(Stored data)
====

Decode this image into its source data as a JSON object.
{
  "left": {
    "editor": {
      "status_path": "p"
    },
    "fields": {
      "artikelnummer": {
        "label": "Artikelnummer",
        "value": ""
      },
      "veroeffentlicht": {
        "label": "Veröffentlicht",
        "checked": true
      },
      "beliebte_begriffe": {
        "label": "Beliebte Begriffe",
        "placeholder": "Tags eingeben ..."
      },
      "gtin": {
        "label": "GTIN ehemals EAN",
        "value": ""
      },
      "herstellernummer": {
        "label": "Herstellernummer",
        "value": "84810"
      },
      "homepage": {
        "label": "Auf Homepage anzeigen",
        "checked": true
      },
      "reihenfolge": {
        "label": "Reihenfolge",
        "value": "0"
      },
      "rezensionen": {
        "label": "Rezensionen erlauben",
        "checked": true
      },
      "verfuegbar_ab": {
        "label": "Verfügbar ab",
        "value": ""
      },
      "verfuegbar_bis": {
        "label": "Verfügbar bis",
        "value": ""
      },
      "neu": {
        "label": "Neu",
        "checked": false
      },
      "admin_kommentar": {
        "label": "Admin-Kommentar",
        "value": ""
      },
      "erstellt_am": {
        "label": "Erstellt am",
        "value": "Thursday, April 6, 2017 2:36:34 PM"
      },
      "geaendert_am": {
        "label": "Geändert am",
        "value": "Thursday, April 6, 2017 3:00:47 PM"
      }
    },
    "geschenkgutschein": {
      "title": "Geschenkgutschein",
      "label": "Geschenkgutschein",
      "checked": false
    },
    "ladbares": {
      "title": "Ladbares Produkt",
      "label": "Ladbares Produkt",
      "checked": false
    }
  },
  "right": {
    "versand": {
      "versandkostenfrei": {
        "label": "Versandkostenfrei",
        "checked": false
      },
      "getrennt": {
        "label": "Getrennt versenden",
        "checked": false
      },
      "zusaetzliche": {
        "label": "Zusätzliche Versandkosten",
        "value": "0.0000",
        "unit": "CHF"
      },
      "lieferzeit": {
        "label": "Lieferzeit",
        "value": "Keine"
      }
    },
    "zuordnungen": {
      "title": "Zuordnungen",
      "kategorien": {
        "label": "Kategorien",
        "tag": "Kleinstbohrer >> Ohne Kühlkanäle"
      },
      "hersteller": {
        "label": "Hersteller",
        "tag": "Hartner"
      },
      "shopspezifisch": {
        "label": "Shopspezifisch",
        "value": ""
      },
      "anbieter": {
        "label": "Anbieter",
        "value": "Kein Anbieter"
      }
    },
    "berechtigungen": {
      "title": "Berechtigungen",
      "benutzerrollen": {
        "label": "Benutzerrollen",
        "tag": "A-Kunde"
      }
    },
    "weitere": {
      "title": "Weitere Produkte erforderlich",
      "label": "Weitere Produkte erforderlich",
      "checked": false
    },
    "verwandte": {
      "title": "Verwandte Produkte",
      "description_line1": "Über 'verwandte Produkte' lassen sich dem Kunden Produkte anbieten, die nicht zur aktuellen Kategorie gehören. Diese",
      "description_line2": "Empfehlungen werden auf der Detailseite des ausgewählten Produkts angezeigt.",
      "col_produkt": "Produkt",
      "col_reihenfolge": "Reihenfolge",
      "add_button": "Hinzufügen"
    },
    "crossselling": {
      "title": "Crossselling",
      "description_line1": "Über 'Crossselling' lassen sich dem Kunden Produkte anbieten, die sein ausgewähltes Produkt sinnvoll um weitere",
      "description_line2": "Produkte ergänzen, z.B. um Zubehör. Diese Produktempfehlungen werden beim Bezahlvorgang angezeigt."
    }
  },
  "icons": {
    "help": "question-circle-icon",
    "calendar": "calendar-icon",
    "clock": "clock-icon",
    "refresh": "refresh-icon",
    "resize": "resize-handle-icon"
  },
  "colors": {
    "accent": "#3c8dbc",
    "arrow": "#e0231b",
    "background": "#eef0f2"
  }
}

====

What to produce:
Give the complete listing a second time, exactly as it reads.

Response:
Decode this image into its source data as a JSON object.
{
  "left": {
    "editor": {
      "status_path": "p"
    },
    "fields": {
      "artikelnummer": {
        "label": "Artikelnummer",
        "value": ""
      },
      "veroeffentlicht": {
        "label": "Veröffentlicht",
        "checked": true
      },
      "beliebte_begriffe": {
        "label": "Beliebte Begriffe",
        "placeholder": "Tags eingeben ..."
      },
      "gtin": {
        "label": "GTIN ehemals EAN",
        "value": ""
      },
      "herstellernummer": {
        "label": "Herstellernummer",
        "value": "84810"
      },
      "homepage": {
        "label": "Auf Homepage anzeigen",
        "checked": true
      },
      "reihenfolge": {
        "label": "Reihenfolge",
        "value": "0"
      },
      "rezensionen": {
        "label": "Rezensionen erlauben",
        "checked": true
      },
      "verfuegbar_ab": {
        "label": "Verfügbar ab",
        "value": ""
      },
      "verfuegbar_bis": {
        "label": "Verfügbar bis",
        "value": ""
      },
      "neu": {
        "label": "Neu",
        "checked": false
      },
      "admin_kommentar": {
        "label": "Admin-Kommentar",
        "value": ""
      },
      "erstellt_am": {
        "label": "Erstellt am",
        "value": "Thursday, April 6, 2017 2:36:34 PM"
      },
      "geaendert_am": {
        "label": "Geändert am",
        "value": "Thursday, April 6, 2017 3:00:47 PM"
      }
    },
    "geschenkgutschein": {
      "title": "Geschenkgutschein",
      "label": "Geschenkgutschein",
      "checked": false
    },
    "ladbares": {
      "title": "Ladbares Produkt",
      "label": "Ladbares Produkt",
      "checked": false
    }
  },
  "right": {
    "versand": {
      "versandkostenfrei": {
        "label": "Versandkostenfrei",
        "checked": false
      },
      "getrennt": {
        "label": "Getrennt versenden",
        "checked": false
      },
      "zusaetzliche": {
        "label": "Zusätzliche Versandkosten",
        "value": "0.0000",
        "unit": "CHF"
      },
      "lieferzeit": {
        "label": "Lieferzeit",
        "value": "Keine"
      }
    },
    "zuordnungen": {
      "title": "Zuordnungen",
      "kategorien": {
        "label": "Kategorien",
        "tag": "Kleinstbohrer >> Ohne Kühlkanäle"
      },
      "hersteller": {
        "label": "Hersteller",
        "tag": "Hartner"
      },
      "shopspezifisch": {
        "label": "Shopspezifisch",
        "value": ""
      },
      "anbieter": {
        "label": "Anbieter",
        "value": "Kein Anbieter"
      }
    },
    "berechtigungen": {
      "title": "Berechtigungen",
      "benutzerrollen": {
        "label": "Benutzerrollen",
        "tag": "A-Kunde"
      }
    },
    "weitere": {
      "title": "Weitere Produkte erforderlich",
      "label": "Weitere Produkte erforderlich",
      "checked": false
    },
    "verwandte": {
      "title": "Verwandte Produkte",
      "description_line1": "Über 'verwandte Produkte' lassen sich dem Kunden Produkte anbieten, die nicht zur aktuellen Kategorie gehören. Diese",
      "description_line2": "Empfehlungen werden auf der Detailseite des ausgewählten Produkts angezeigt.",
      "col_produkt": "Produkt",
      "col_reihenfolge": "Reihenfolge",
      "add_button": "Hinzufügen"
    },
    "crossselling": {
      "title": "Crossselling",
      "description_line1": "Über 'Crossselling' lassen sich dem Kunden Produkte anbieten, die sein ausgewähltes Produkt sinnvoll um weitere",
      "description_line2": "Produkte ergänzen, z.B. um Zubehör. Diese Produktempfehlungen werden beim Bezahlvorgang angezeigt."
    }
  },
  "icons": {
    "help": "question-circle-icon",
    "calendar": "calendar-icon",
    "clock": "clock-icon",
    "refresh": "refresh-icon",
    "resize": "resize-handle-icon"
  },
  "colors": {
    "accent": "#3c8dbc",
    "arrow": "#e0231b",
    "background": "#eef0f2"
  }
}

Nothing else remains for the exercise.